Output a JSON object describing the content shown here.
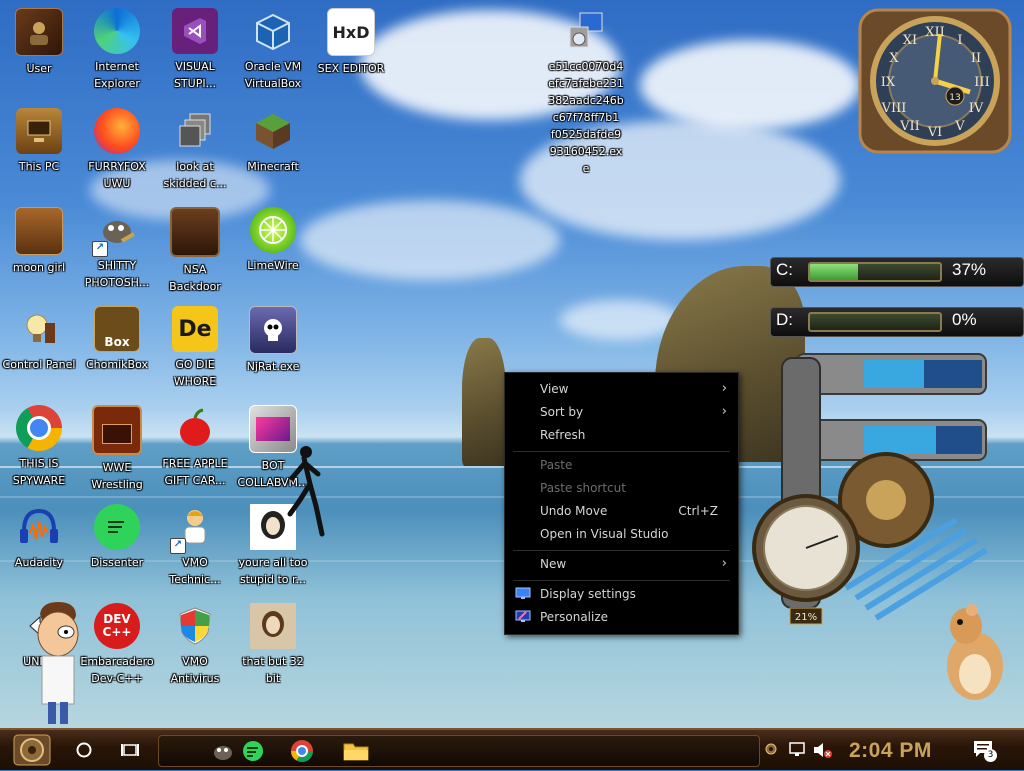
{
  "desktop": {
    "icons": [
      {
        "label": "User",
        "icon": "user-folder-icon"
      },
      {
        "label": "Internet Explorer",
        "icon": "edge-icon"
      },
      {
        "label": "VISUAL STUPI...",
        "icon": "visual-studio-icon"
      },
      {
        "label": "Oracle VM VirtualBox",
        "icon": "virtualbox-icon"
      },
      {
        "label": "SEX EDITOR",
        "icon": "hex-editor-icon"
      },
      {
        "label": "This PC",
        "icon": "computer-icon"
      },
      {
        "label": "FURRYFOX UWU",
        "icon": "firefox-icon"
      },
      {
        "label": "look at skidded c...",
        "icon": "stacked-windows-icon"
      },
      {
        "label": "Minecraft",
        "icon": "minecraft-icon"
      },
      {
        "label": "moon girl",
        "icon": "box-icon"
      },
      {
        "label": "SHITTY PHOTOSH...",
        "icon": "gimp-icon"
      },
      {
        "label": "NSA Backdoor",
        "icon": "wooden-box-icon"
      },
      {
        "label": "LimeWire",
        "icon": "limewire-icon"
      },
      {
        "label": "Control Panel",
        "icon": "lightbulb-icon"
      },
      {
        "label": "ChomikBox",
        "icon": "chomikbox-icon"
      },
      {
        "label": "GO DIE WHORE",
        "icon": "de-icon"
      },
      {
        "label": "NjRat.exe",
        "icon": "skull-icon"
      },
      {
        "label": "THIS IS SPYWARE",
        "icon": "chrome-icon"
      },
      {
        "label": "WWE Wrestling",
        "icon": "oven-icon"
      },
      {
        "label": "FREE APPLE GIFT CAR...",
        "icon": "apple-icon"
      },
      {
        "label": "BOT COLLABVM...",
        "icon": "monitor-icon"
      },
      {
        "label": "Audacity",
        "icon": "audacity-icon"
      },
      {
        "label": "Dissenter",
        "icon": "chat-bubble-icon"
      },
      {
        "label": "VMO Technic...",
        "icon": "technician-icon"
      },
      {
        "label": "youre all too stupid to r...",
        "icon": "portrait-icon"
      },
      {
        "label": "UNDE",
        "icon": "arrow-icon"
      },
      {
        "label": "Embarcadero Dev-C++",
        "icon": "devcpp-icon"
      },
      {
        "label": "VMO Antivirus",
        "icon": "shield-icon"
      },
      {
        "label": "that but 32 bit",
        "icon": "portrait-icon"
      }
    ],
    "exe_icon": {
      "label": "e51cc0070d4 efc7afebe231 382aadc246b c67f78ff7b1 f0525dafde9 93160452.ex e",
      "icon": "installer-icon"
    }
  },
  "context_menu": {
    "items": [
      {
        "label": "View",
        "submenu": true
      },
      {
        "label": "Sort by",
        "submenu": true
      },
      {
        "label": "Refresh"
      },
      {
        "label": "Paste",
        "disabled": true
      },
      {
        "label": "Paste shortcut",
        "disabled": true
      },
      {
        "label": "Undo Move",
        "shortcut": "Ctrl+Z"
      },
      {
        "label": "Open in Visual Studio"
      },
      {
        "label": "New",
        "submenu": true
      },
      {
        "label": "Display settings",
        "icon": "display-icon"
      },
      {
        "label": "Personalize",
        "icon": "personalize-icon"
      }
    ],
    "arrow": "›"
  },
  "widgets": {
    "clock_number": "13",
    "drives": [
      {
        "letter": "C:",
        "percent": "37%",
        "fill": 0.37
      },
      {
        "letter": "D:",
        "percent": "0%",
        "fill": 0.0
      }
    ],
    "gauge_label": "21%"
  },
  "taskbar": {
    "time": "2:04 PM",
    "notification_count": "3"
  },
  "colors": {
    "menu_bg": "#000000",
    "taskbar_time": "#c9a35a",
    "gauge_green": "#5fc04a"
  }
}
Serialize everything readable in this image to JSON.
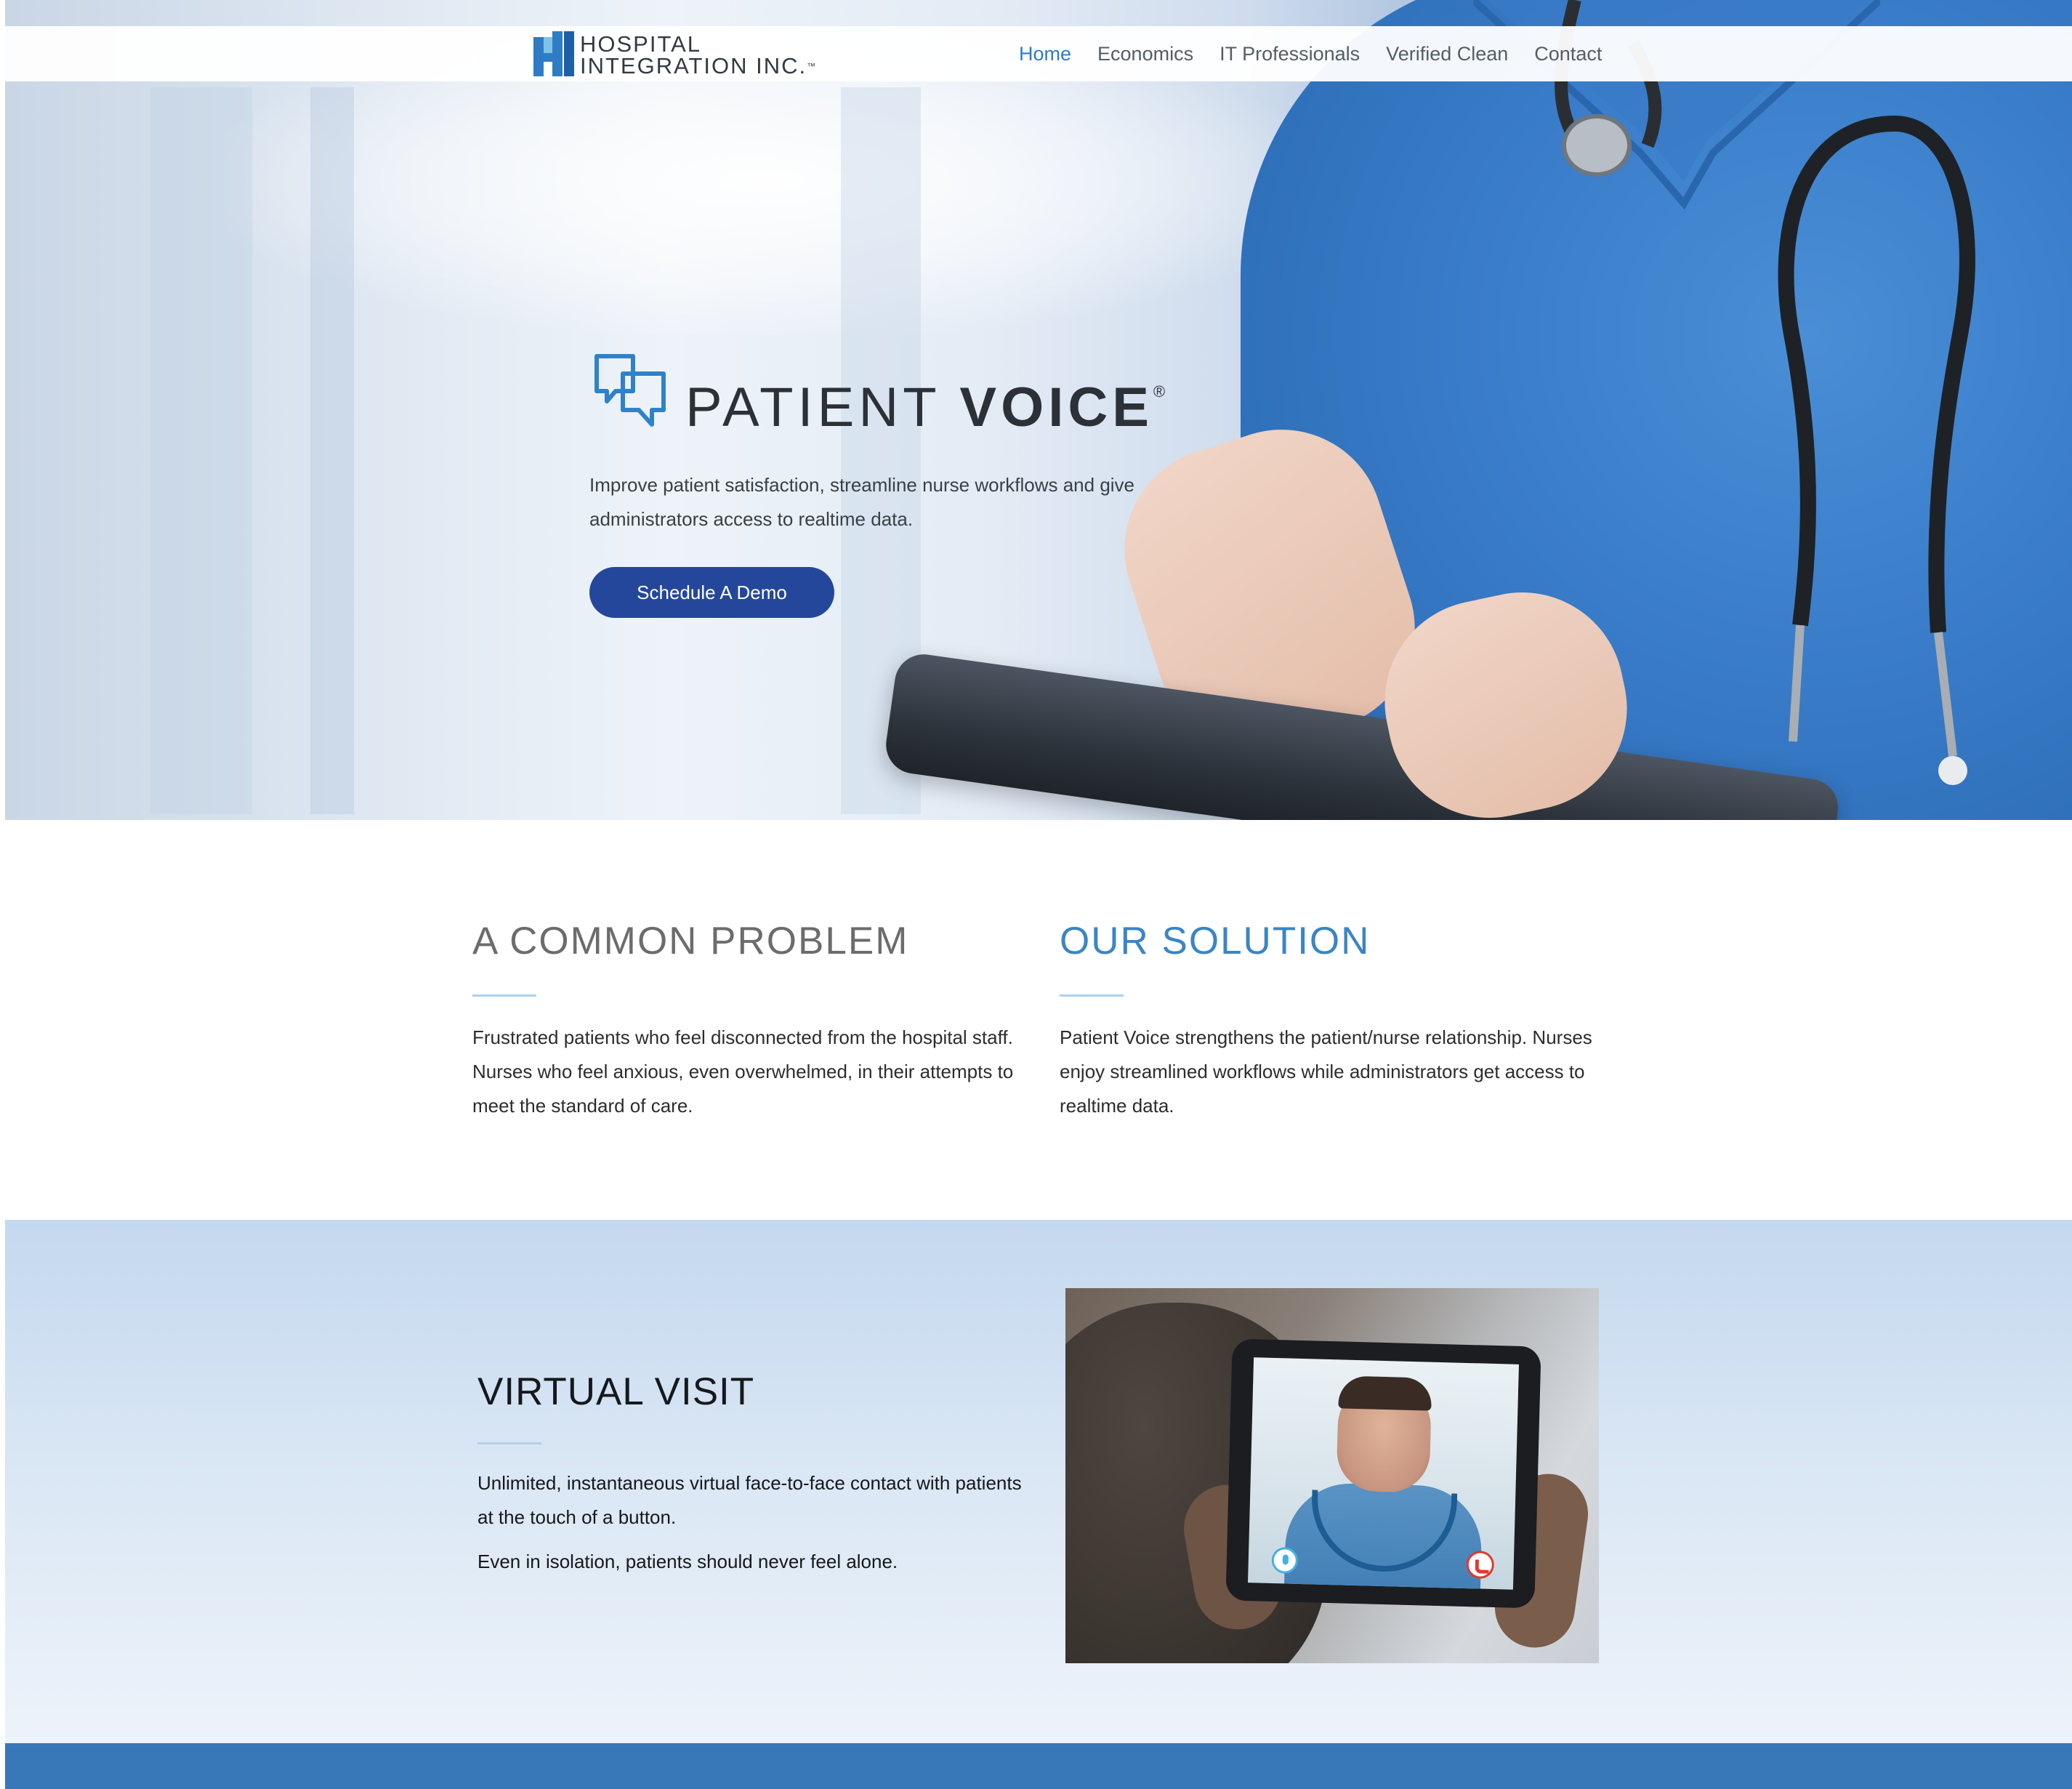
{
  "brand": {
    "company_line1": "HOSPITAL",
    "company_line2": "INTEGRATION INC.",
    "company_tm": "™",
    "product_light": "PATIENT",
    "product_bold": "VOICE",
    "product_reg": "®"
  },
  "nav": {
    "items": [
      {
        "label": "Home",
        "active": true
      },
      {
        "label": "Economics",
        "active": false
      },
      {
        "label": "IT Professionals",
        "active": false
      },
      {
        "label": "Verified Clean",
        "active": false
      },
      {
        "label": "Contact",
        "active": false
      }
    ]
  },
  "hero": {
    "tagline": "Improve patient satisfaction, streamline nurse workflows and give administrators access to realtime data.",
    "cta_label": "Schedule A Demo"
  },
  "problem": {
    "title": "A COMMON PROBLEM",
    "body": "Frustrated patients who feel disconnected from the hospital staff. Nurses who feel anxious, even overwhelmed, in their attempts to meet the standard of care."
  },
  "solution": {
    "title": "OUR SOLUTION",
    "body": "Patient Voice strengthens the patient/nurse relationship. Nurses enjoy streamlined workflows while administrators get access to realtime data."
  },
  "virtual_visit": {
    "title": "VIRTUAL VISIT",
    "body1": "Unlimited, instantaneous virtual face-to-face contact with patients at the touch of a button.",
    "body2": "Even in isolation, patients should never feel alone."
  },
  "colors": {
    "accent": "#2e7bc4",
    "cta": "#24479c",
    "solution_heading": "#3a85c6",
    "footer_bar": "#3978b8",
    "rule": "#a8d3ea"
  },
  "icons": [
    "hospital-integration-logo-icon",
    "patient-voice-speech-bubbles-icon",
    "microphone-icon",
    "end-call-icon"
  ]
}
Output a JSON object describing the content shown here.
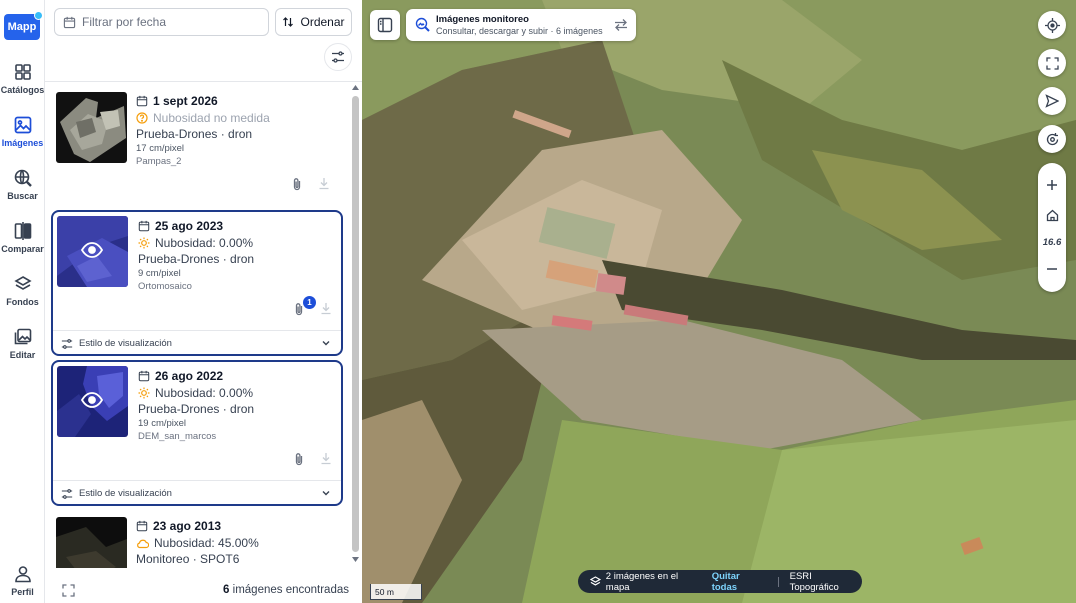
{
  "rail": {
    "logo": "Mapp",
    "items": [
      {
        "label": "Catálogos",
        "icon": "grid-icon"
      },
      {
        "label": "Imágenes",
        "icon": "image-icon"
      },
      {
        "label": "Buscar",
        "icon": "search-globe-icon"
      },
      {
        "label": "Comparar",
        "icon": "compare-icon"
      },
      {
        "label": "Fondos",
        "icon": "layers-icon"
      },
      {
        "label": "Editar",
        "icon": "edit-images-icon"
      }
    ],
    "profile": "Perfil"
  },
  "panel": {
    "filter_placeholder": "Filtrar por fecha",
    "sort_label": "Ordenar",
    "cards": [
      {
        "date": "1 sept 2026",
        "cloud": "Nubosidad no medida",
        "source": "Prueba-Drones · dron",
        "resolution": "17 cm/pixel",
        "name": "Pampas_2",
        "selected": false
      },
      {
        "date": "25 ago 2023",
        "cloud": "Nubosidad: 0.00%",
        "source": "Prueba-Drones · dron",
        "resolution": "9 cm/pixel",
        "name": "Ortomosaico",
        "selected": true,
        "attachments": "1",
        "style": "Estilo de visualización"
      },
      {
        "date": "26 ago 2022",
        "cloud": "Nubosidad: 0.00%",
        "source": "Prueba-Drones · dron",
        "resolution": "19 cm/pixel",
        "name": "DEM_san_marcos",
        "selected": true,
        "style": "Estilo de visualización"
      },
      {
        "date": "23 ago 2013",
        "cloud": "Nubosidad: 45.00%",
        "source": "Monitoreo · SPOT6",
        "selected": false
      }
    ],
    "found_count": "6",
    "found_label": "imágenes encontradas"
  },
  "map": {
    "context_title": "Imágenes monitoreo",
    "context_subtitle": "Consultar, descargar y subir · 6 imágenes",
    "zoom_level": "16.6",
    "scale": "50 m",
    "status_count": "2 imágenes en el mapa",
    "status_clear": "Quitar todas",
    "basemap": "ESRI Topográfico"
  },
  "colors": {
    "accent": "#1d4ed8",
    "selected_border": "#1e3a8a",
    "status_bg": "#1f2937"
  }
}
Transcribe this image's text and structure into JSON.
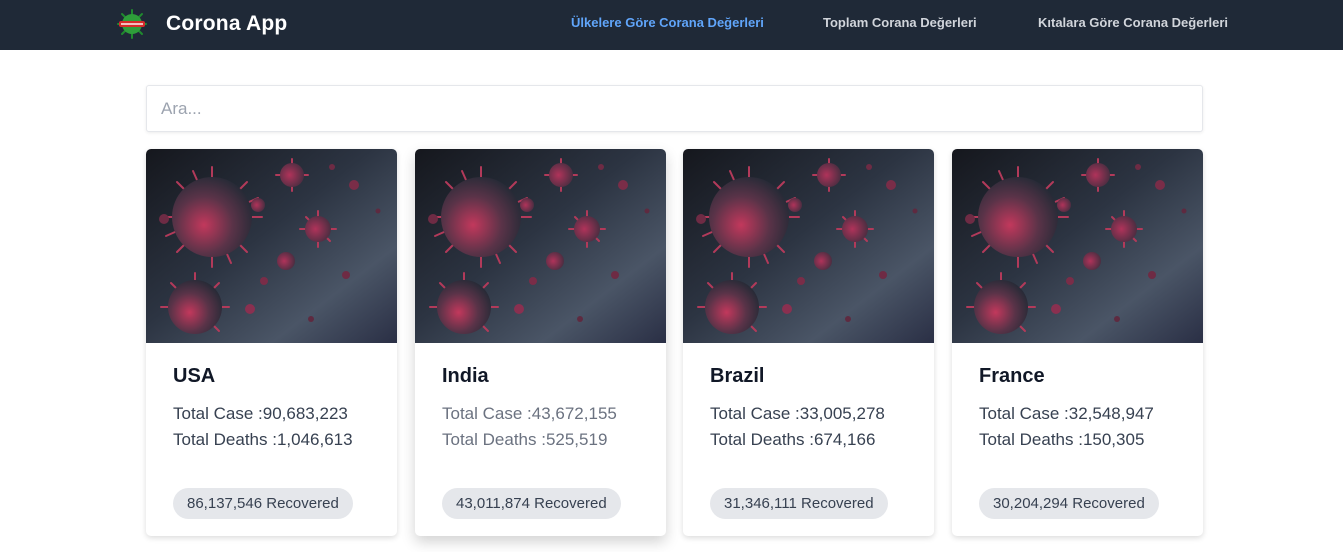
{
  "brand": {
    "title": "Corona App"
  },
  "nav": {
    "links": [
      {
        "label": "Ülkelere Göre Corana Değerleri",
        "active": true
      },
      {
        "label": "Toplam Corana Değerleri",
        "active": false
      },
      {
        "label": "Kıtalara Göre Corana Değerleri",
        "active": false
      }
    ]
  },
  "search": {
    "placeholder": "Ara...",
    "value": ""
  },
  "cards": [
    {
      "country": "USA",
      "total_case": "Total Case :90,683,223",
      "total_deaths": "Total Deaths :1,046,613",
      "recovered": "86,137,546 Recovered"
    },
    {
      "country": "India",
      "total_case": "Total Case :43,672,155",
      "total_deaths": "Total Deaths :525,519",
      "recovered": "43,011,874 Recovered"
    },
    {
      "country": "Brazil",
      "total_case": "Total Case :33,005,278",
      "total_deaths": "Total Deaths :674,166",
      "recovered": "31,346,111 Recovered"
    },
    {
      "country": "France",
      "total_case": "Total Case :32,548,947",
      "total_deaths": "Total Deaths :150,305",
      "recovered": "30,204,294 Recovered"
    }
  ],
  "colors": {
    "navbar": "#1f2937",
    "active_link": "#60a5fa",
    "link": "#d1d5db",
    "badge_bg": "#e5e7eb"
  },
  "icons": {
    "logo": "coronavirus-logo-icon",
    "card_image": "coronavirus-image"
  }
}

- - -

Problem details: Check each line above for the word "realtime" and copy every line that has it.

Your response:
    "tagline": "Improve patient satisfaction, streamline nurse workflows and give administrators access to realtime data.",
    "body": "Patient Voice strengthens the patient/nurse relationship. Nurses enjoy streamlined workflows while administrators get access to realtime data."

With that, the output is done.